### Set exercise
Retype the whole listing below, character for character.

--- START Records for the task ---

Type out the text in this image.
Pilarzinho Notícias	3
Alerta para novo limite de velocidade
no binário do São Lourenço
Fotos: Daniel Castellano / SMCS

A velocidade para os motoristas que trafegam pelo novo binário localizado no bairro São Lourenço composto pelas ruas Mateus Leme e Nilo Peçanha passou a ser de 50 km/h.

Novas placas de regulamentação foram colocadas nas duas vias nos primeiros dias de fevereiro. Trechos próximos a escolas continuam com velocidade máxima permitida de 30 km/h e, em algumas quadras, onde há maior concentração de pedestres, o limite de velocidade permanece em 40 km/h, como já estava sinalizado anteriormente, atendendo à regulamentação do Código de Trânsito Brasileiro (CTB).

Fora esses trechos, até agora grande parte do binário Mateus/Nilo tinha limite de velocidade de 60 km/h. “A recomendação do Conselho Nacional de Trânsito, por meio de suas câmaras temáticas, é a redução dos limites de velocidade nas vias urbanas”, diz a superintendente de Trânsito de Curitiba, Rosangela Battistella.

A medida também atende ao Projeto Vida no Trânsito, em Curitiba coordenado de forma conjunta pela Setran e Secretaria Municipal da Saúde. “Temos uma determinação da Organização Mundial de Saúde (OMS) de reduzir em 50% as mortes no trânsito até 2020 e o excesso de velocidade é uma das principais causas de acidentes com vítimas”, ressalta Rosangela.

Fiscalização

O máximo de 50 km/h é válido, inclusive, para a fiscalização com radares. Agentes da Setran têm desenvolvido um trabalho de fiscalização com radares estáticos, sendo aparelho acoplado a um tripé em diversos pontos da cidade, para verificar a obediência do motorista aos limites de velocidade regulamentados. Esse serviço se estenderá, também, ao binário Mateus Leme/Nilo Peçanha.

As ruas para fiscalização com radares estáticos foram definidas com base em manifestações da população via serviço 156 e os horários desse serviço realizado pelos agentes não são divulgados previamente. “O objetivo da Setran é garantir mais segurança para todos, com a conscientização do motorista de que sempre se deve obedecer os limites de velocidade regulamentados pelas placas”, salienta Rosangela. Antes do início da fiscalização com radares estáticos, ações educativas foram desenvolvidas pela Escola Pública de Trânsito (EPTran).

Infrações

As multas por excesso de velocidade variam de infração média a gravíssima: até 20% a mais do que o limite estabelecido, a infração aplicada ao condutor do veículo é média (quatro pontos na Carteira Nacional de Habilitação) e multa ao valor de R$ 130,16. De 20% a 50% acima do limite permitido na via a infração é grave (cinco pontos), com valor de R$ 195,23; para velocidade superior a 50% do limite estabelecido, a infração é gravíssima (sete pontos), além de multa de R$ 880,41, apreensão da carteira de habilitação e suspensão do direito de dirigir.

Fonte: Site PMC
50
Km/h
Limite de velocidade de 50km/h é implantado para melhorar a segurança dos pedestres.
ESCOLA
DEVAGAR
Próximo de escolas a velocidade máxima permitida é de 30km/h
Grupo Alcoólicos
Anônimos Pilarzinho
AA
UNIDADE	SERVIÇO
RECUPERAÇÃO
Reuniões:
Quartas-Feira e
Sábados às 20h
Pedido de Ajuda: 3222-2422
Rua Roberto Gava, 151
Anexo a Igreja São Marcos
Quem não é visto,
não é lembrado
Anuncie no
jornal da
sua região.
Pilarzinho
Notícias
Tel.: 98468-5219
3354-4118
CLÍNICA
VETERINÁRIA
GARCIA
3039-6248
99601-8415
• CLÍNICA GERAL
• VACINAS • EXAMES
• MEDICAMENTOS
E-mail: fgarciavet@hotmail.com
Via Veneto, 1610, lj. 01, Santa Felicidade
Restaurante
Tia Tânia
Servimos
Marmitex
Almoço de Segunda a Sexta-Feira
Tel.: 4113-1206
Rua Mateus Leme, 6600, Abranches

--- END Records for the task ---

### Reply to the exercise
Type out the text in this image.
Pilarzinho Notícias	3
Alerta para novo limite de velocidade
no binário do São Lourenço
Fotos: Daniel Castellano / SMCS

A velocidade para os motoristas que trafegam pelo novo binário localizado no bairro São Lourenço composto pelas ruas Mateus Leme e Nilo Peçanha passou a ser de 50 km/h.

Novas placas de regulamentação foram colocadas nas duas vias nos primeiros dias de fevereiro. Trechos próximos a escolas continuam com velocidade máxima permitida de 30 km/h e, em algumas quadras, onde há maior concentração de pedestres, o limite de velocidade permanece em 40 km/h, como já estava sinalizado anteriormente, atendendo à regulamentação do Código de Trânsito Brasileiro (CTB).

Fora esses trechos, até agora grande parte do binário Mateus/Nilo tinha limite de velocidade de 60 km/h. “A recomendação do Conselho Nacional de Trânsito, por meio de suas câmaras temáticas, é a redução dos limites de velocidade nas vias urbanas”, diz a superintendente de Trânsito de Curitiba, Rosangela Battistella.

A medida também atende ao Projeto Vida no Trânsito, em Curitiba coordenado de forma conjunta pela Setran e Secretaria Municipal da Saúde. “Temos uma determinação da Organização Mundial de Saúde (OMS) de reduzir em 50% as mortes no trânsito até 2020 e o excesso de velocidade é uma das principais causas de acidentes com vítimas”, ressalta Rosangela.

Fiscalização

O máximo de 50 km/h é válido, inclusive, para a fiscalização com radares. Agentes da Setran têm desenvolvido um trabalho de fiscalização com radares estáticos, sendo aparelho acoplado a um tripé em diversos pontos da cidade, para verificar a obediência do motorista aos limites de velocidade regulamentados. Esse serviço se estenderá, também, ao binário Mateus Leme/Nilo Peçanha.

As ruas para fiscalização com radares estáticos foram definidas com base em manifestações da população via serviço 156 e os horários desse serviço realizado pelos agentes não são divulgados previamente. “O objetivo da Setran é garantir mais segurança para todos, com a conscientização do motorista de que sempre se deve obedecer os limites de velocidade regulamentados pelas placas”, salienta Rosangela. Antes do início da fiscalização com radares estáticos, ações educativas foram desenvolvidas pela Escola Pública de Trânsito (EPTran).

Infrações

As multas por excesso de velocidade variam de infração média a gravíssima: até 20% a mais do que o limite estabelecido, a infração aplicada ao condutor do veículo é média (quatro pontos na Carteira Nacional de Habilitação) e multa ao valor de R$ 130,16. De 20% a 50% acima do limite permitido na via a infração é grave (cinco pontos), com valor de R$ 195,23; para velocidade superior a 50% do limite estabelecido, a infração é gravíssima (sete pontos), além de multa de R$ 880,41, apreensão da carteira de habilitação e suspensão do direito de dirigir.

Fonte: Site PMC
50
Km/h
Limite de velocidade de 50km/h é implantado para melhorar a segurança dos pedestres.
ESCOLA
DEVAGAR
Próximo de escolas a velocidade máxima permitida é de 30km/h
Grupo Alcoólicos
Anônimos Pilarzinho
AA
UNIDADE	SERVIÇO
RECUPERAÇÃO
Reuniões:
Quartas-Feira e
Sábados às 20h
Pedido de Ajuda: 3222-2422
Rua Roberto Gava, 151
Anexo a Igreja São Marcos
Quem não é visto,
não é lembrado
Anuncie no
jornal da
sua região.
Pilarzinho
Notícias
Tel.: 98468-5219
3354-4118
CLÍNICA
VETERINÁRIA
GARCIA
3039-6248
99601-8415
• CLÍNICA GERAL
• VACINAS • EXAMES
• MEDICAMENTOS
E-mail: fgarciavet@hotmail.com
Via Veneto, 1610, lj. 01, Santa Felicidade
Restaurante
Tia Tânia
Servimos
Marmitex
Almoço de Segunda a Sexta-Feira
Tel.: 4113-1206
Rua Mateus Leme, 6600, Abranches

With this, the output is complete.